• [GIVEN TASK]
Rewrite the rows below, changing every "vertex-handle" to "node-handle" and keeping all other text the same.

Collected data
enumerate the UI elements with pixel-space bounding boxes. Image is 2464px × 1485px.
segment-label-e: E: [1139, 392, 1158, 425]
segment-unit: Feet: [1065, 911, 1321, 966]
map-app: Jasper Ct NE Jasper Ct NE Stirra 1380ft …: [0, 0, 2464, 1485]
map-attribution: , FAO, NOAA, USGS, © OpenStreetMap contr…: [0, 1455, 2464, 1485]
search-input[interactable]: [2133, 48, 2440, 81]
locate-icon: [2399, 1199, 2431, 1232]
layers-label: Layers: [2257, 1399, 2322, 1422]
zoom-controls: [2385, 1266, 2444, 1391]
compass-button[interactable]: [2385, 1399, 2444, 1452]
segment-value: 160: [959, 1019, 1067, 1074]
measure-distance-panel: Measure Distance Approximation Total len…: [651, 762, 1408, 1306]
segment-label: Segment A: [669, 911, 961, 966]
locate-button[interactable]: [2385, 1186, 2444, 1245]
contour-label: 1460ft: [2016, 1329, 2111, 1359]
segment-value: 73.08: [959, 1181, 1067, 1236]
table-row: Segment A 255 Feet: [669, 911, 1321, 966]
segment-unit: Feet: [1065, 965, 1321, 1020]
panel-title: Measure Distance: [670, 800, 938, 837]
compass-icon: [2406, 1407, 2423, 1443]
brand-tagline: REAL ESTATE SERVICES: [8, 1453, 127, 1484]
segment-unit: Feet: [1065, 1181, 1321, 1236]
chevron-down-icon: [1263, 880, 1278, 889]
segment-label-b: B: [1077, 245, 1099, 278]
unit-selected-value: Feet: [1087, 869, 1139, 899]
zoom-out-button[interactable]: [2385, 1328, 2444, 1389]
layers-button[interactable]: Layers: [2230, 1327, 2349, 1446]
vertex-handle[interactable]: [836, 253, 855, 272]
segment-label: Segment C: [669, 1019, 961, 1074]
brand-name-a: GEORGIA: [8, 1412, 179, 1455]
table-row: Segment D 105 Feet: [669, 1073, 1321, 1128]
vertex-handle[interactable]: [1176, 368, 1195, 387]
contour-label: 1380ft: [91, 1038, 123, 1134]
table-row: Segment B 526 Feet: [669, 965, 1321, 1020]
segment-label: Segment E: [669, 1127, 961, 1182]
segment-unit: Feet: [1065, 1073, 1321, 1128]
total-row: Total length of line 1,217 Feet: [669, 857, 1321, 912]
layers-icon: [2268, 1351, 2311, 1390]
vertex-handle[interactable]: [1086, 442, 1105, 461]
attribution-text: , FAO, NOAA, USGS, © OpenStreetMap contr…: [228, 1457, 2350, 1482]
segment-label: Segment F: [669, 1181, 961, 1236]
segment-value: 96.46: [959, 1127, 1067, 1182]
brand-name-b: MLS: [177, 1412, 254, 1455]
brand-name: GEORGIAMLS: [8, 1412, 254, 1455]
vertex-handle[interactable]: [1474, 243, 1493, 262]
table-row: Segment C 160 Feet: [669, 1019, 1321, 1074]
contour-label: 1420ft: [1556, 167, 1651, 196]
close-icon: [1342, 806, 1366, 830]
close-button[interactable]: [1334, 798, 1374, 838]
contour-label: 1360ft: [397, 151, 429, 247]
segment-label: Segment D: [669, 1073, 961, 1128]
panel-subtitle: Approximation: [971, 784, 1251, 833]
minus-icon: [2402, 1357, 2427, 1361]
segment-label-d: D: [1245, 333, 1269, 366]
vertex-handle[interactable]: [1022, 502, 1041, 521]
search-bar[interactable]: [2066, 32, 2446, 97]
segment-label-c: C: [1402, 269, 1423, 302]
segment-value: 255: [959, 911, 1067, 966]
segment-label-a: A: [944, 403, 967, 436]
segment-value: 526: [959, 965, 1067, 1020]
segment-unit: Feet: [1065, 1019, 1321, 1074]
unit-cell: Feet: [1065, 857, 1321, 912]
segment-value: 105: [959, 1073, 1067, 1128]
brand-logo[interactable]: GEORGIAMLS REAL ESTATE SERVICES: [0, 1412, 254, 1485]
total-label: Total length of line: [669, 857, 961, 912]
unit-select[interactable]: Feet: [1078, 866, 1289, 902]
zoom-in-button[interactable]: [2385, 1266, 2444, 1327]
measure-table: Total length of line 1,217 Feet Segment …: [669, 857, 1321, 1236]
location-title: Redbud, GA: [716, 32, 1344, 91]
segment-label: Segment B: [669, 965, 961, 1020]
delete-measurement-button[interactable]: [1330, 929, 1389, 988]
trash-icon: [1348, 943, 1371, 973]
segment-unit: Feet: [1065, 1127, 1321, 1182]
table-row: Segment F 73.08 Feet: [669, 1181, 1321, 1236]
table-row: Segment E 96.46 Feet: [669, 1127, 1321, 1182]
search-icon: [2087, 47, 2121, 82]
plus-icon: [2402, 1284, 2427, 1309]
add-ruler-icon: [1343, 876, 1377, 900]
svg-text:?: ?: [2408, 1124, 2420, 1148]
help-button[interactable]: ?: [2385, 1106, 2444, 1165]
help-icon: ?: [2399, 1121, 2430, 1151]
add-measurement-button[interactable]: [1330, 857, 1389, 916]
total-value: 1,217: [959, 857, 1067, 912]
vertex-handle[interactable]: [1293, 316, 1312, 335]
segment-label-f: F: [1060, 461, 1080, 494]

• [REPLY TO THE EXERCISE]
enumerate the UI elements with pixel-space bounding boxes. Image is 2464px × 1485px.
segment-label-e: E: [1139, 392, 1158, 425]
segment-unit: Feet: [1065, 911, 1321, 966]
map-app: Jasper Ct NE Jasper Ct NE Stirra 1380ft …: [0, 0, 2464, 1485]
map-attribution: , FAO, NOAA, USGS, © OpenStreetMap contr…: [0, 1455, 2464, 1485]
search-input[interactable]: [2133, 48, 2440, 81]
locate-icon: [2399, 1199, 2431, 1232]
layers-label: Layers: [2257, 1399, 2322, 1422]
zoom-controls: [2385, 1266, 2444, 1391]
compass-button[interactable]: [2385, 1399, 2444, 1452]
segment-value: 160: [959, 1019, 1067, 1074]
measure-distance-panel: Measure Distance Approximation Total len…: [651, 762, 1408, 1306]
segment-label: Segment A: [669, 911, 961, 966]
locate-button[interactable]: [2385, 1186, 2444, 1245]
contour-label: 1460ft: [2016, 1329, 2111, 1359]
segment-value: 73.08: [959, 1181, 1067, 1236]
table-row: Segment A 255 Feet: [669, 911, 1321, 966]
segment-unit: Feet: [1065, 965, 1321, 1020]
panel-title: Measure Distance: [670, 800, 938, 837]
compass-icon: [2406, 1407, 2423, 1443]
brand-tagline: REAL ESTATE SERVICES: [8, 1453, 127, 1484]
segment-unit: Feet: [1065, 1181, 1321, 1236]
chevron-down-icon: [1263, 880, 1278, 889]
segment-label-b: B: [1077, 245, 1099, 278]
unit-selected-value: Feet: [1087, 869, 1139, 899]
zoom-out-button[interactable]: [2385, 1328, 2444, 1389]
layers-button[interactable]: Layers: [2230, 1327, 2349, 1446]
node-handle[interactable]: [836, 253, 855, 272]
segment-label: Segment C: [669, 1019, 961, 1074]
brand-name-a: GEORGIA: [8, 1412, 179, 1455]
table-row: Segment D 105 Feet: [669, 1073, 1321, 1128]
node-handle[interactable]: [1176, 368, 1195, 387]
contour-label: 1380ft: [91, 1038, 123, 1134]
table-row: Segment B 526 Feet: [669, 965, 1321, 1020]
segment-label: Segment E: [669, 1127, 961, 1182]
segment-unit: Feet: [1065, 1073, 1321, 1128]
total-row: Total length of line 1,217 Feet: [669, 857, 1321, 912]
layers-icon: [2268, 1351, 2311, 1390]
node-handle[interactable]: [1086, 442, 1105, 461]
attribution-text: , FAO, NOAA, USGS, © OpenStreetMap contr…: [228, 1457, 2350, 1482]
segment-label: Segment F: [669, 1181, 961, 1236]
segment-value: 96.46: [959, 1127, 1067, 1182]
brand-name-b: MLS: [177, 1412, 254, 1455]
brand-name: GEORGIAMLS: [8, 1412, 254, 1455]
node-handle[interactable]: [1474, 243, 1493, 262]
table-row: Segment C 160 Feet: [669, 1019, 1321, 1074]
contour-label: 1420ft: [1556, 167, 1651, 196]
close-icon: [1342, 806, 1366, 830]
close-button[interactable]: [1334, 798, 1374, 838]
contour-label: 1360ft: [397, 151, 429, 247]
segment-label: Segment D: [669, 1073, 961, 1128]
panel-subtitle: Approximation: [971, 784, 1251, 833]
minus-icon: [2402, 1357, 2427, 1361]
segment-label-d: D: [1245, 333, 1269, 366]
node-handle[interactable]: [1022, 502, 1041, 521]
search-bar[interactable]: [2066, 32, 2446, 97]
segment-label-c: C: [1402, 269, 1423, 302]
segment-value: 255: [959, 911, 1067, 966]
segment-label-a: A: [944, 403, 967, 436]
segment-value: 526: [959, 965, 1067, 1020]
segment-unit: Feet: [1065, 1019, 1321, 1074]
unit-cell: Feet: [1065, 857, 1321, 912]
segment-value: 105: [959, 1073, 1067, 1128]
brand-logo[interactable]: GEORGIAMLS REAL ESTATE SERVICES: [0, 1412, 254, 1485]
total-label: Total length of line: [669, 857, 961, 912]
unit-select[interactable]: Feet: [1078, 866, 1289, 902]
zoom-in-button[interactable]: [2385, 1266, 2444, 1327]
measure-table: Total length of line 1,217 Feet Segment …: [669, 857, 1321, 1236]
location-title: Redbud, GA: [716, 32, 1344, 91]
segment-label: Segment B: [669, 965, 961, 1020]
delete-measurement-button[interactable]: [1330, 929, 1389, 988]
trash-icon: [1348, 943, 1371, 973]
segment-unit: Feet: [1065, 1127, 1321, 1182]
table-row: Segment F 73.08 Feet: [669, 1181, 1321, 1236]
table-row: Segment E 96.46 Feet: [669, 1127, 1321, 1182]
search-icon: [2087, 47, 2121, 82]
plus-icon: [2402, 1284, 2427, 1309]
add-ruler-icon: [1343, 876, 1377, 900]
svg-text:?: ?: [2408, 1124, 2420, 1148]
help-button[interactable]: ?: [2385, 1106, 2444, 1165]
help-icon: ?: [2399, 1121, 2430, 1151]
add-measurement-button[interactable]: [1330, 857, 1389, 916]
total-value: 1,217: [959, 857, 1067, 912]
node-handle[interactable]: [1293, 316, 1312, 335]
segment-label-f: F: [1060, 461, 1080, 494]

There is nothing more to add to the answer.